> What is expected:
Print, word for word, the lines of the records running from the one containing "true-value-field[interactable] bbox=[446, 322, 672, 362]" through the one containing "name-label: Name: bbox=[38, 104, 92, 124]", including both of those lines.

==*==

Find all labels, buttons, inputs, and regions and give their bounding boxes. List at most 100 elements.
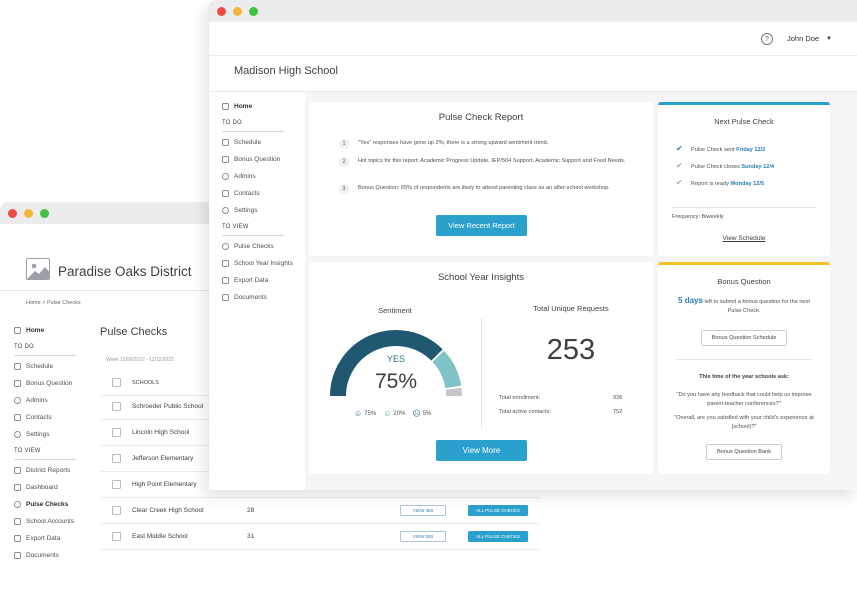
- sentiment-label: Sentiment: [378, 306, 412, 315]
- sidebar-item-dashboard[interactable]: Dashboard: [14, 479, 76, 496]
- view-360-button[interactable]: VIEW 360: [400, 505, 446, 516]
- school-sidebar: Home TO DO Schedule Bonus Question Admin…: [222, 98, 293, 306]
- sidebar-item-bonus-question[interactable]: Bonus Question: [14, 375, 76, 392]
- next-item: Pulse Check sent Friday 12/2: [691, 147, 766, 153]
- contacts-icon: [222, 190, 229, 197]
- calendar-icon: [222, 139, 229, 146]
- close-window-button[interactable]: [8, 209, 17, 218]
- school-window: ? John Doe ▼ Madison High School Home TO…: [209, 0, 857, 490]
- district-sidebar: Home TO DO Schedule Bonus Question Admin…: [14, 322, 76, 564]
- report-item-number: 3: [339, 184, 349, 194]
- contacts-icon: [14, 414, 21, 421]
- breadcrumb: Home > Pulse Checks: [26, 300, 81, 306]
- question-box-icon: [14, 380, 21, 387]
- frequency: Frequency: Biweekly: [672, 214, 724, 220]
- sidebar-item-home[interactable]: Home: [14, 322, 76, 339]
- sidebar-item-documents[interactable]: Documents: [14, 547, 76, 564]
- sidebar-item-contacts[interactable]: Contacts: [14, 409, 76, 426]
- legend-happy: ☺ 75%: [354, 409, 377, 418]
- next-pulse-title: Next Pulse Check: [714, 117, 774, 126]
- user-menu[interactable]: John Doe: [787, 34, 819, 43]
- sidebar-item-district-reports[interactable]: District Reports: [14, 462, 76, 479]
- select-all-checkbox[interactable]: [112, 378, 121, 387]
- row-checkbox[interactable]: [112, 506, 121, 515]
- bar-chart-icon: [14, 467, 21, 474]
- enrollment-value: 926: [613, 395, 623, 401]
- sidebar-item-home[interactable]: Home: [222, 98, 293, 115]
- row-checkbox[interactable]: [112, 454, 121, 463]
- sidebar-item-export-data[interactable]: Export Data: [222, 272, 293, 289]
- next-pulse-check-card: Next Pulse Check ✔ Pulse Check sent Frid…: [658, 102, 830, 256]
- row-checkbox[interactable]: [112, 532, 121, 541]
- sidebar-item-admins[interactable]: Admins: [14, 392, 76, 409]
- minimize-window-button[interactable]: [24, 209, 33, 218]
- sidebar-item-bonus-question[interactable]: Bonus Question: [222, 151, 293, 168]
- bonus-title: Bonus Question: [717, 277, 771, 286]
- pulse-check-report-card: Pulse Check Report 1 "Yes" responses hav…: [309, 102, 653, 256]
- report-item-number: 1: [339, 139, 349, 149]
- sad-face-icon: ☹: [412, 409, 421, 418]
- view-schedule-link[interactable]: View Schedule: [658, 235, 830, 242]
- home-icon: [14, 327, 21, 334]
- insights-title: School Year Insights: [437, 272, 525, 283]
- row-checkbox[interactable]: [112, 402, 121, 411]
- sidebar-item-schedule[interactable]: Schedule: [222, 134, 293, 151]
- sentiment-legend: ☺ 75% ☺ 20% ☹ 5%: [354, 409, 431, 418]
- bonus-question-card: Bonus Question 5 days left to submit a b…: [658, 262, 830, 474]
- row-checkbox[interactable]: [112, 480, 121, 489]
- sidebar-item-admins[interactable]: Admins: [222, 168, 293, 185]
- neutral-face-icon: ☺: [383, 409, 392, 418]
- pulse-icon: [222, 243, 229, 250]
- page-title: Pulse Checks: [100, 326, 168, 338]
- check-icon: ✔: [676, 178, 683, 187]
- help-icon[interactable]: ?: [761, 33, 773, 45]
- sidebar-item-school-accounts[interactable]: School Accounts: [14, 513, 76, 530]
- school-window-titlebar: [209, 0, 857, 22]
- maximize-window-button[interactable]: [249, 7, 258, 16]
- next-item: Report is ready Monday 12/5: [691, 181, 765, 187]
- sidebar-item-school-year-insights[interactable]: School Year Insights: [222, 255, 293, 272]
- insights-icon: [222, 260, 229, 267]
- calendar-icon: [14, 363, 21, 370]
- maximize-window-button[interactable]: [40, 209, 49, 218]
- district-window-controls: [8, 209, 49, 218]
- bonus-days-text: 5 days left to submit a bonus question f…: [678, 296, 810, 314]
- all-pulse-checks-button[interactable]: ALL PULSE CHECKS: [468, 505, 528, 516]
- sidebar-item-pulse-checks[interactable]: Pulse Checks: [222, 238, 293, 255]
- all-pulse-checks-button[interactable]: ALL PULSE CHECKS: [468, 531, 528, 542]
- minimize-window-button[interactable]: [233, 7, 242, 16]
- sidebar-section-todo: TO DO: [14, 339, 76, 356]
- school-year-insights-card: School Year Insights Sentiment YES 75% ☺…: [309, 262, 653, 474]
- bonus-divider: [676, 359, 812, 360]
- view-360-button[interactable]: VIEW 360: [400, 531, 446, 542]
- sidebar-item-schedule[interactable]: Schedule: [14, 358, 76, 375]
- sidebar-item-settings[interactable]: Settings: [14, 426, 76, 443]
- export-icon: [222, 277, 229, 284]
- table-row: Clear Creek High School 28 VIEW 360 ALL PUL…: [100, 498, 540, 524]
- view-recent-report-button[interactable]: View Recent Report: [436, 215, 527, 236]
- happy-face-icon: ☺: [354, 409, 363, 418]
- view-more-button[interactable]: View More: [436, 440, 527, 461]
- close-window-button[interactable]: [217, 7, 226, 16]
- sidebar-section-toview: TO VIEW: [14, 443, 76, 460]
- user-icon: [14, 397, 21, 404]
- top-bar: [209, 22, 857, 56]
- contacts-label: Total active contacts:: [499, 409, 551, 415]
- user-icon: [222, 173, 229, 180]
- bonus-question-schedule-button[interactable]: Bonus Question Schedule: [701, 330, 787, 346]
- sample-question: "Overall, are you satisfied with your ch…: [674, 415, 814, 430]
- row-checkbox[interactable]: [112, 428, 121, 437]
- sidebar-item-export-data[interactable]: Export Data: [14, 530, 76, 547]
- sidebar-item-settings[interactable]: Settings: [222, 202, 293, 219]
- chevron-down-icon[interactable]: ▼: [826, 36, 832, 42]
- sidebar-item-pulse-checks[interactable]: Pulse Checks: [14, 496, 76, 513]
- report-title: Pulse Check Report: [438, 112, 524, 123]
- question-box-icon: [222, 156, 229, 163]
- contacts-value: 752: [613, 409, 623, 415]
- report-item: "Yes" responses have gone up 2%; there i…: [358, 140, 549, 146]
- district-logo-icon: [26, 258, 50, 280]
- sidebar-item-documents[interactable]: Documents: [222, 289, 293, 306]
- sidebar-item-contacts[interactable]: Contacts: [222, 185, 293, 202]
- legend-neutral: ☺ 20%: [383, 409, 406, 418]
- bonus-question-bank-button[interactable]: Bonus Question Bank: [706, 444, 782, 460]
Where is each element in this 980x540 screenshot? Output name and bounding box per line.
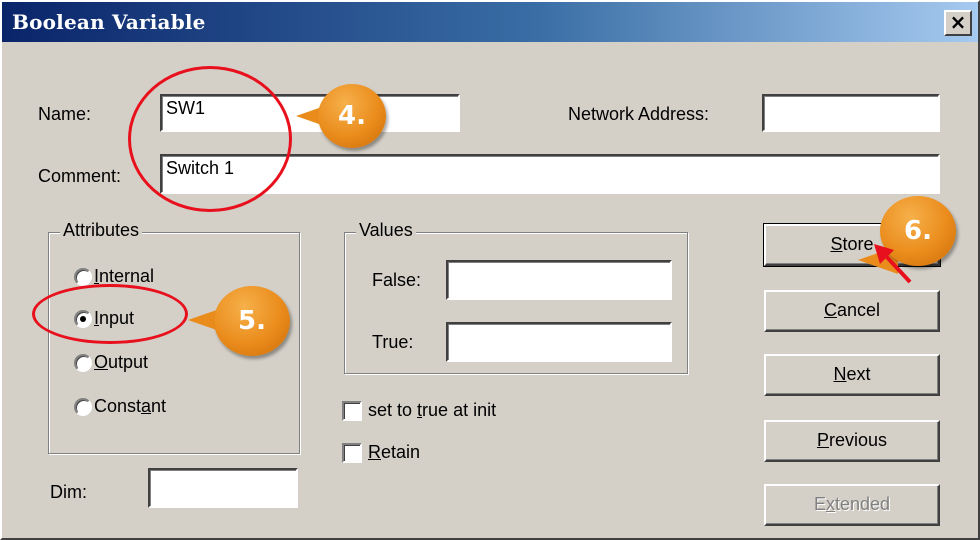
true-value-field[interactable] bbox=[446, 322, 672, 362]
previous-button[interactable]: Previous bbox=[764, 420, 940, 462]
extended-button[interactable]: Extended bbox=[764, 484, 940, 526]
red-arrow-pointer bbox=[874, 244, 912, 284]
cancel-button[interactable]: Cancel bbox=[764, 290, 940, 332]
set-true-at-init-box[interactable] bbox=[342, 400, 362, 421]
attributes-legend: Attributes bbox=[60, 220, 143, 241]
radio-output[interactable]: Output bbox=[74, 352, 148, 373]
highlight-ellipse-name-comment bbox=[128, 66, 292, 212]
retain-box[interactable] bbox=[342, 442, 362, 463]
network-address-label: Network Address: bbox=[568, 104, 710, 124]
retain-label: Retain bbox=[368, 442, 421, 462]
next-button-label: Next bbox=[833, 364, 871, 384]
false-label: False: bbox=[372, 270, 422, 290]
step-4-badge: 4. bbox=[318, 84, 386, 148]
extended-button-label: Extended bbox=[813, 494, 891, 514]
set-true-at-init-label: set to true at init bbox=[368, 400, 497, 420]
dim-field[interactable] bbox=[148, 468, 298, 508]
name-label: Name: bbox=[38, 104, 92, 124]
set-true-at-init-checkbox[interactable]: set to true at init bbox=[342, 400, 496, 421]
network-address-field[interactable] bbox=[762, 94, 940, 132]
cancel-button-label: Cancel bbox=[823, 300, 881, 320]
radio-output-indicator[interactable] bbox=[74, 353, 92, 372]
title-bar[interactable]: Boolean Variable × bbox=[2, 2, 978, 42]
false-value-field[interactable] bbox=[446, 260, 672, 300]
dim-label: Dim: bbox=[50, 482, 87, 502]
radio-constant-label: Constant bbox=[94, 396, 167, 416]
values-legend: Values bbox=[356, 220, 416, 241]
radio-internal-indicator[interactable] bbox=[74, 267, 92, 286]
window-title: Boolean Variable bbox=[12, 10, 206, 34]
highlight-ellipse-input bbox=[32, 284, 188, 344]
retain-checkbox[interactable]: Retain bbox=[342, 442, 420, 463]
close-icon: × bbox=[949, 10, 967, 34]
true-label: True: bbox=[372, 332, 414, 352]
comment-label: Comment: bbox=[38, 166, 122, 186]
previous-button-label: Previous bbox=[816, 430, 888, 450]
close-button[interactable]: × bbox=[944, 10, 972, 36]
radio-output-label: Output bbox=[94, 352, 149, 372]
dialog-window: Boolean Variable × Name: SW1 Network Add… bbox=[0, 0, 980, 540]
step-5-badge: 5. bbox=[214, 286, 290, 356]
radio-constant[interactable]: Constant bbox=[74, 396, 166, 417]
radio-constant-indicator[interactable] bbox=[74, 397, 92, 416]
next-button[interactable]: Next bbox=[764, 354, 940, 396]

==*==

> Answer in full:
true-value-field[interactable] bbox=[446, 322, 672, 362]
previous-button[interactable]: Previous bbox=[764, 420, 940, 462]
extended-button[interactable]: Extended bbox=[764, 484, 940, 526]
red-arrow-pointer bbox=[874, 244, 912, 284]
cancel-button[interactable]: Cancel bbox=[764, 290, 940, 332]
set-true-at-init-box[interactable] bbox=[342, 400, 362, 421]
attributes-legend: Attributes bbox=[60, 220, 143, 241]
radio-output[interactable]: Output bbox=[74, 352, 148, 373]
highlight-ellipse-name-comment bbox=[128, 66, 292, 212]
retain-box[interactable] bbox=[342, 442, 362, 463]
network-address-label: Network Address: bbox=[568, 104, 710, 124]
retain-label: Retain bbox=[368, 442, 421, 462]
next-button-label: Next bbox=[833, 364, 871, 384]
false-label: False: bbox=[372, 270, 422, 290]
step-4-badge: 4. bbox=[318, 84, 386, 148]
extended-button-label: Extended bbox=[813, 494, 891, 514]
set-true-at-init-label: set to true at init bbox=[368, 400, 497, 420]
dim-field[interactable] bbox=[148, 468, 298, 508]
name-label: Name: bbox=[38, 104, 92, 124]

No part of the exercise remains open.